◆ **WHAT YOU NEED TO DO**
All the data should be repeated exactly. Any image in it is left out.

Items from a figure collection
##########

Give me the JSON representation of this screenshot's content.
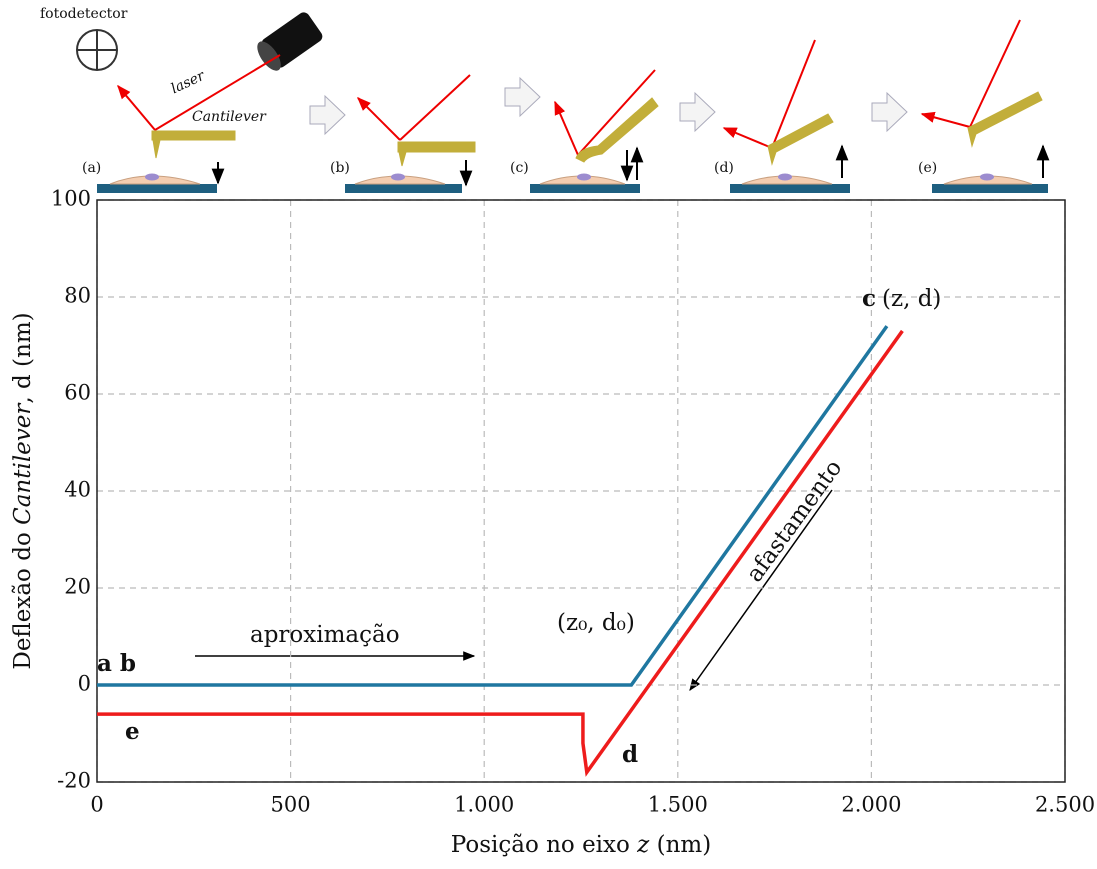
{
  "chart_data": {
    "type": "line",
    "x_label": [
      "Posição no eixo ",
      "z",
      " (nm)"
    ],
    "y_label": [
      "Deflexão do ",
      "Cantilever",
      ", d (nm)"
    ],
    "xlim": [
      0,
      2500
    ],
    "ylim": [
      -20,
      100
    ],
    "xticks": [
      0,
      500,
      {
        "value": 1000,
        "label": "1.000"
      },
      {
        "value": 1500,
        "label": "1.500"
      },
      {
        "value": 2000,
        "label": "2.000"
      },
      {
        "value": 2500,
        "label": "2.500"
      }
    ],
    "yticks": [
      -20,
      0,
      20,
      40,
      60,
      80,
      100
    ],
    "grid": true,
    "series": [
      {
        "color": "#1f77a0",
        "x": [
          0,
          1380,
          2040
        ],
        "values": [
          0,
          0,
          74
        ]
      },
      {
        "color": "#ee1c1c",
        "x": [
          0,
          1255,
          1255,
          1265,
          2080
        ],
        "values": [
          -6,
          -6,
          -12,
          -18,
          73
        ]
      }
    ],
    "annotations": [
      "a b",
      "e",
      "d",
      "c",
      "(z, d)",
      "(z₀, d₀)",
      "aproximação",
      "afastamento"
    ]
  },
  "illustration": {
    "labels": [
      "fotodetector",
      "laser",
      "Cantilever",
      "(a)",
      "(b)",
      "(c)",
      "(d)",
      "(e)"
    ]
  }
}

##########

◆ **RESPONSE**
Give me the JSON representation of this screenshot's content.
{
  "chart_data": {
    "type": "line",
    "x_label": [
      "Posição no eixo ",
      "z",
      " (nm)"
    ],
    "y_label": [
      "Deflexão do ",
      "Cantilever",
      ", d (nm)"
    ],
    "xlim": [
      0,
      2500
    ],
    "ylim": [
      -20,
      100
    ],
    "xticks": [
      0,
      500,
      {
        "value": 1000,
        "label": "1.000"
      },
      {
        "value": 1500,
        "label": "1.500"
      },
      {
        "value": 2000,
        "label": "2.000"
      },
      {
        "value": 2500,
        "label": "2.500"
      }
    ],
    "yticks": [
      -20,
      0,
      20,
      40,
      60,
      80,
      100
    ],
    "grid": true,
    "series": [
      {
        "color": "#1f77a0",
        "x": [
          0,
          1380,
          2040
        ],
        "values": [
          0,
          0,
          74
        ]
      },
      {
        "color": "#ee1c1c",
        "x": [
          0,
          1255,
          1255,
          1265,
          2080
        ],
        "values": [
          -6,
          -6,
          -12,
          -18,
          73
        ]
      }
    ],
    "annotations": [
      "a b",
      "e",
      "d",
      "c",
      "(z, d)",
      "(z₀, d₀)",
      "aproximação",
      "afastamento"
    ]
  },
  "illustration": {
    "labels": [
      "fotodetector",
      "laser",
      "Cantilever",
      "(a)",
      "(b)",
      "(c)",
      "(d)",
      "(e)"
    ]
  }
}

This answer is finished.